State only how many lines contain the string "points".

-------- Extracted entries

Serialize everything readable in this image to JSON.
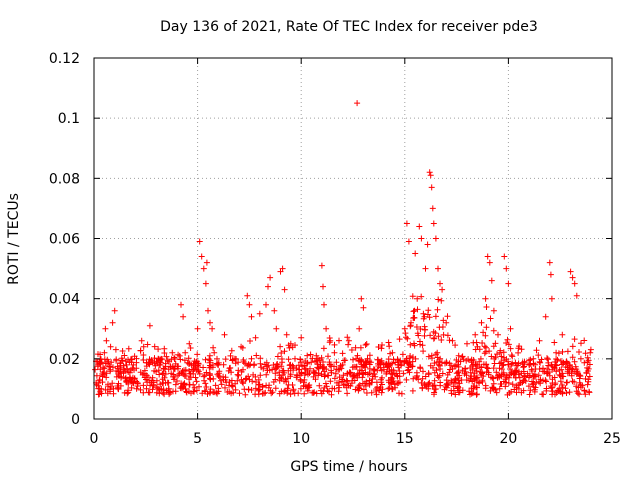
{
  "chart_data": {
    "type": "scatter",
    "title": "Day 136 of 2021, Rate Of TEC Index for receiver pde3",
    "xlabel": "GPS time / hours",
    "ylabel": "ROTI / TECUs",
    "xlim": [
      0,
      25
    ],
    "ylim": [
      0,
      0.12
    ],
    "xticks": [
      0,
      5,
      10,
      15,
      20,
      25
    ],
    "xtick_labels": [
      "0",
      "5",
      "10",
      "15",
      "20",
      "25"
    ],
    "yticks": [
      0,
      0.02,
      0.04,
      0.06,
      0.08,
      0.1,
      0.12
    ],
    "ytick_labels": [
      "0",
      "0.02",
      "0.04",
      "0.06",
      "0.08",
      "0.1",
      "0.12"
    ],
    "grid": true,
    "marker": "+",
    "color": "#ff0000",
    "series": [
      {
        "name": "ROTI",
        "description_baseline": "dense band of points ~0.008–0.022 across 0–24 h",
        "points": [
          [
            0.1,
            0.012
          ],
          [
            0.2,
            0.018
          ],
          [
            0.3,
            0.009
          ],
          [
            0.4,
            0.015
          ],
          [
            0.5,
            0.022
          ],
          [
            0.55,
            0.03
          ],
          [
            0.6,
            0.026
          ],
          [
            0.7,
            0.019
          ],
          [
            0.8,
            0.024
          ],
          [
            0.9,
            0.032
          ],
          [
            1.0,
            0.036
          ],
          [
            1.1,
            0.014
          ],
          [
            1.3,
            0.011
          ],
          [
            1.5,
            0.016
          ],
          [
            1.7,
            0.013
          ],
          [
            1.9,
            0.018
          ],
          [
            2.1,
            0.012
          ],
          [
            2.3,
            0.026
          ],
          [
            2.4,
            0.024
          ],
          [
            2.7,
            0.031
          ],
          [
            2.9,
            0.016
          ],
          [
            3.1,
            0.02
          ],
          [
            3.3,
            0.015
          ],
          [
            3.6,
            0.012
          ],
          [
            3.9,
            0.014
          ],
          [
            4.2,
            0.038
          ],
          [
            4.3,
            0.034
          ],
          [
            4.4,
            0.022
          ],
          [
            4.6,
            0.025
          ],
          [
            4.8,
            0.018
          ],
          [
            5.0,
            0.03
          ],
          [
            5.1,
            0.059
          ],
          [
            5.2,
            0.054
          ],
          [
            5.3,
            0.05
          ],
          [
            5.4,
            0.045
          ],
          [
            5.45,
            0.052
          ],
          [
            5.5,
            0.036
          ],
          [
            5.6,
            0.032
          ],
          [
            5.7,
            0.03
          ],
          [
            5.8,
            0.022
          ],
          [
            6.0,
            0.018
          ],
          [
            6.3,
            0.028
          ],
          [
            6.5,
            0.016
          ],
          [
            6.8,
            0.02
          ],
          [
            7.1,
            0.024
          ],
          [
            7.4,
            0.041
          ],
          [
            7.5,
            0.038
          ],
          [
            7.6,
            0.034
          ],
          [
            7.8,
            0.027
          ],
          [
            8.0,
            0.035
          ],
          [
            8.3,
            0.038
          ],
          [
            8.4,
            0.044
          ],
          [
            8.5,
            0.047
          ],
          [
            8.7,
            0.036
          ],
          [
            8.8,
            0.03
          ],
          [
            9.0,
            0.049
          ],
          [
            9.1,
            0.05
          ],
          [
            9.2,
            0.043
          ],
          [
            9.3,
            0.028
          ],
          [
            9.5,
            0.025
          ],
          [
            9.7,
            0.02
          ],
          [
            10.0,
            0.027
          ],
          [
            10.3,
            0.016
          ],
          [
            10.6,
            0.014
          ],
          [
            10.8,
            0.02
          ],
          [
            11.0,
            0.051
          ],
          [
            11.05,
            0.044
          ],
          [
            11.1,
            0.038
          ],
          [
            11.2,
            0.03
          ],
          [
            11.4,
            0.026
          ],
          [
            11.6,
            0.022
          ],
          [
            12.0,
            0.018
          ],
          [
            12.3,
            0.026
          ],
          [
            12.5,
            0.014
          ],
          [
            12.7,
            0.105
          ],
          [
            12.8,
            0.03
          ],
          [
            12.9,
            0.04
          ],
          [
            13.0,
            0.037
          ],
          [
            13.2,
            0.02
          ],
          [
            13.5,
            0.016
          ],
          [
            13.8,
            0.019
          ],
          [
            14.1,
            0.015
          ],
          [
            14.4,
            0.022
          ],
          [
            14.7,
            0.018
          ],
          [
            15.0,
            0.03
          ],
          [
            15.1,
            0.065
          ],
          [
            15.2,
            0.059
          ],
          [
            15.3,
            0.032
          ],
          [
            15.5,
            0.055
          ],
          [
            15.6,
            0.04
          ],
          [
            15.7,
            0.064
          ],
          [
            15.8,
            0.06
          ],
          [
            15.9,
            0.035
          ],
          [
            16.0,
            0.05
          ],
          [
            16.1,
            0.058
          ],
          [
            16.2,
            0.082
          ],
          [
            16.25,
            0.081
          ],
          [
            16.3,
            0.077
          ],
          [
            16.35,
            0.07
          ],
          [
            16.4,
            0.065
          ],
          [
            16.5,
            0.06
          ],
          [
            16.6,
            0.05
          ],
          [
            16.7,
            0.045
          ],
          [
            16.8,
            0.043
          ],
          [
            17.0,
            0.032
          ],
          [
            17.3,
            0.026
          ],
          [
            17.6,
            0.021
          ],
          [
            18.0,
            0.025
          ],
          [
            18.4,
            0.028
          ],
          [
            18.7,
            0.032
          ],
          [
            18.9,
            0.04
          ],
          [
            19.0,
            0.054
          ],
          [
            19.1,
            0.052
          ],
          [
            19.2,
            0.046
          ],
          [
            19.3,
            0.036
          ],
          [
            19.5,
            0.028
          ],
          [
            19.8,
            0.054
          ],
          [
            19.9,
            0.05
          ],
          [
            20.0,
            0.045
          ],
          [
            20.1,
            0.03
          ],
          [
            20.4,
            0.016
          ],
          [
            20.8,
            0.014
          ],
          [
            21.2,
            0.02
          ],
          [
            21.5,
            0.026
          ],
          [
            21.8,
            0.034
          ],
          [
            22.0,
            0.052
          ],
          [
            22.05,
            0.048
          ],
          [
            22.1,
            0.04
          ],
          [
            22.3,
            0.022
          ],
          [
            22.6,
            0.028
          ],
          [
            23.0,
            0.049
          ],
          [
            23.1,
            0.047
          ],
          [
            23.2,
            0.045
          ],
          [
            23.3,
            0.041
          ],
          [
            23.5,
            0.02
          ],
          [
            23.8,
            0.017
          ],
          [
            23.95,
            0.022
          ]
        ]
      }
    ]
  }
}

----------------

**Complete answer**
2